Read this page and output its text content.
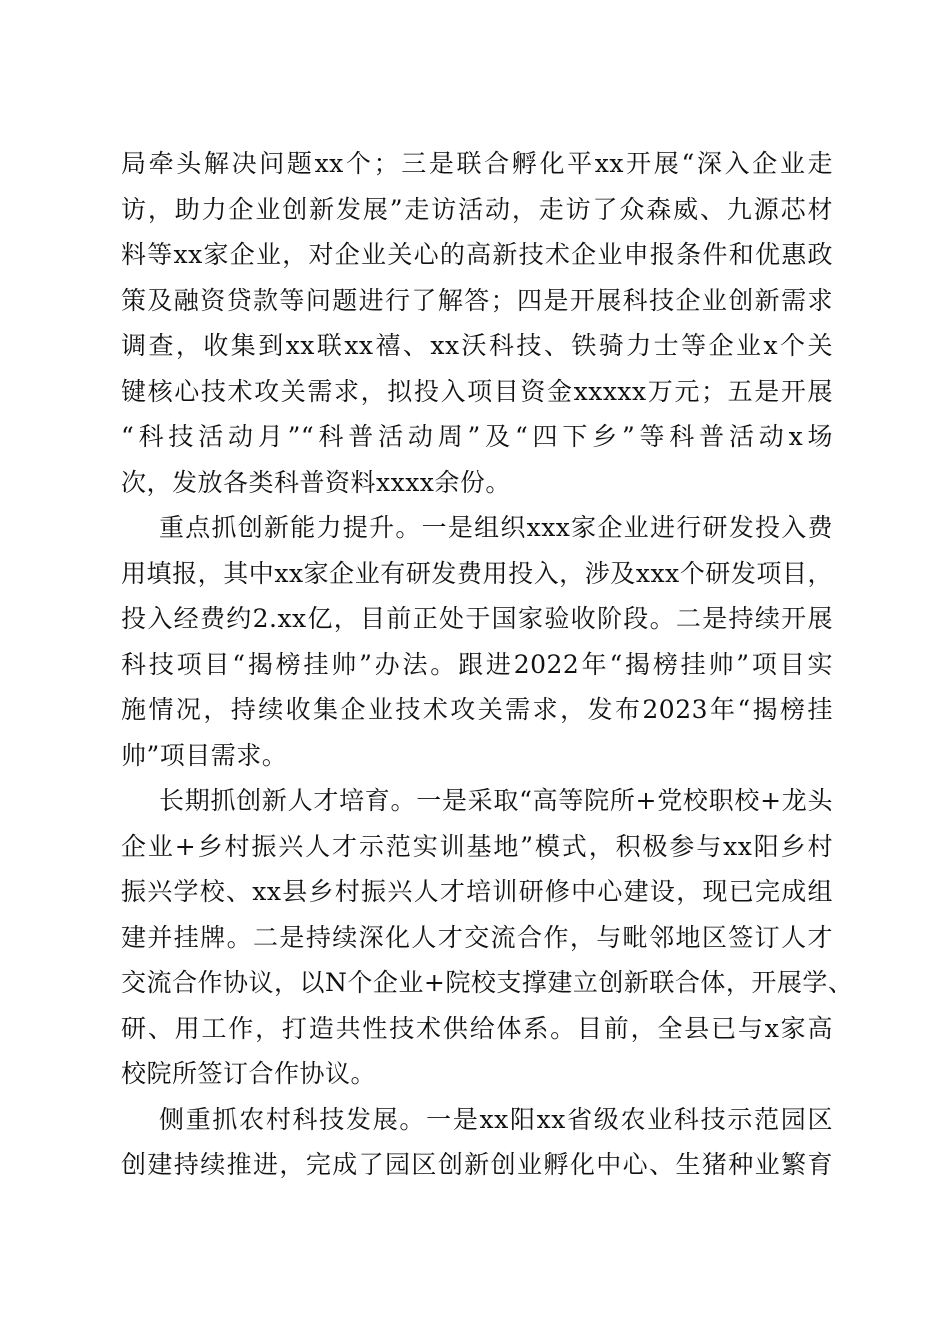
局牵头解决问题xx个；三是联合孵化平xx开展“深入企业走
访，助力企业创新发展”走访活动，走访了众森威、九源芯材
料等xx家企业，对企业关心的高新技术企业申报条件和优惠政
策及融资贷款等问题进行了解答；四是开展科技企业创新需求
调查，收集到xx联xx禧、xx沃科技、铁骑力士等企业x个关
键核心技术攻关需求，拟投入项目资金xxxxx万元；五是开展
“科技活动月”“科普活动周”及“四下乡”等科普活动x场
次，发放各类科普资料xxxx余份。
重点抓创新能力提升。一是组织xxx家企业进行研发投入费
用填报，其中xx家企业有研发费用投入，涉及xxx个研发项目，
投入经费约2.xx亿，目前正处于国家验收阶段。二是持续开展
科技项目“揭榜挂帅”办法。跟进2022年“揭榜挂帅”项目实
施情况，持续收集企业技术攻关需求，发布2023年“揭榜挂
帅”项目需求。
长期抓创新人才培育。一是采取“高等院所+党校职校+龙头
企业+乡村振兴人才示范实训基地”模式，积极参与xx阳乡村
振兴学校、xx县乡村振兴人才培训研修中心建设，现已完成组
建并挂牌。二是持续深化人才交流合作，与毗邻地区签订人才
交流合作协议，以N个企业+院校支撑建立创新联合体，开展学、
研、用工作，打造共性技术供给体系。目前，全县已与x家高
校院所签订合作协议。
侧重抓农村科技发展。一是xx阳xx省级农业科技示范园区
创建持续推进，完成了园区创新创业孵化中心、生猪种业繁育
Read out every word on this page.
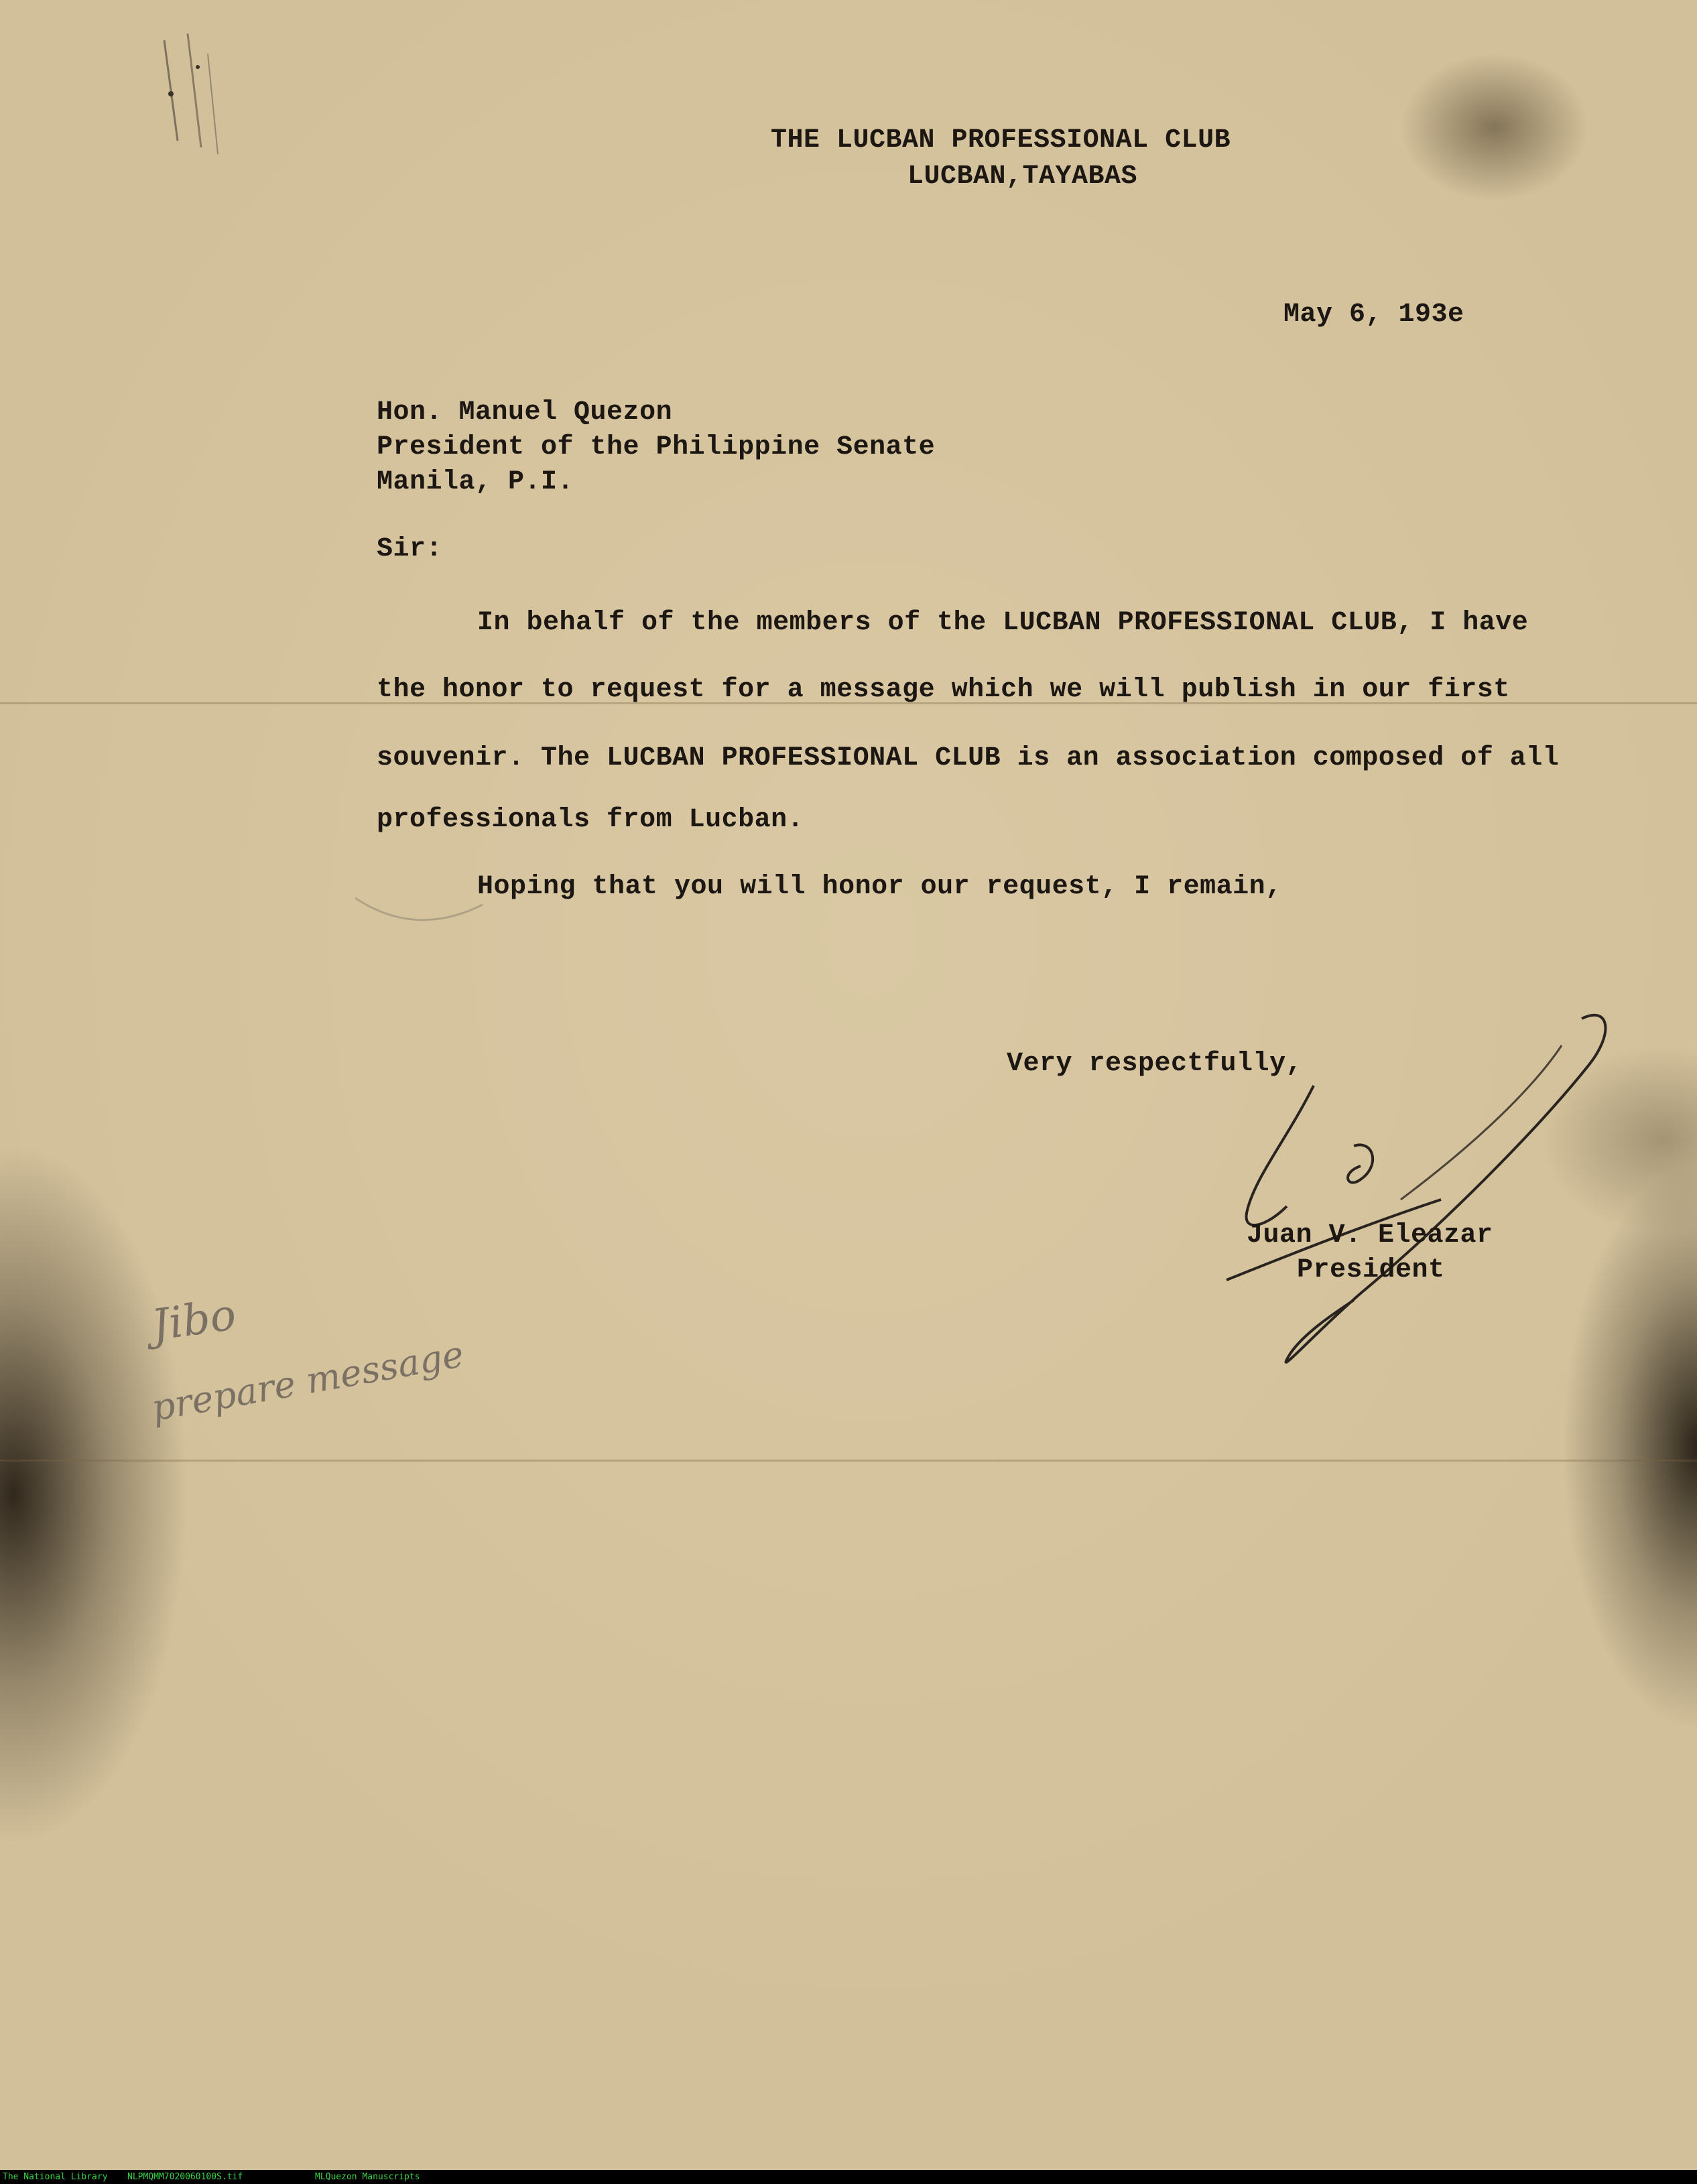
THE LUCBAN PROFESSIONAL CLUB
LUCBAN,TAYABAS
May 6, 193e
Hon. Manuel Quezon
President of the Philippine Senate
Manila, P.I.
Sir:
In behalf of the members of the LUCBAN PROFESSIONAL CLUB, I have
the honor to request for a message which we will publish in our first
souvenir. The LUCBAN PROFESSIONAL CLUB is an association composed of all
professionals from Lucban.
Hoping that you will honor our request, I remain,
Very respectfully,
Juan V. Eleazar
President
Jibo
prepare message
The National Library NLPMQMM7020060100S.tif	MLQuezon Manuscripts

**Requirements**
Provide only the count of lines in the data above that include the string "message".

**Completed task**
2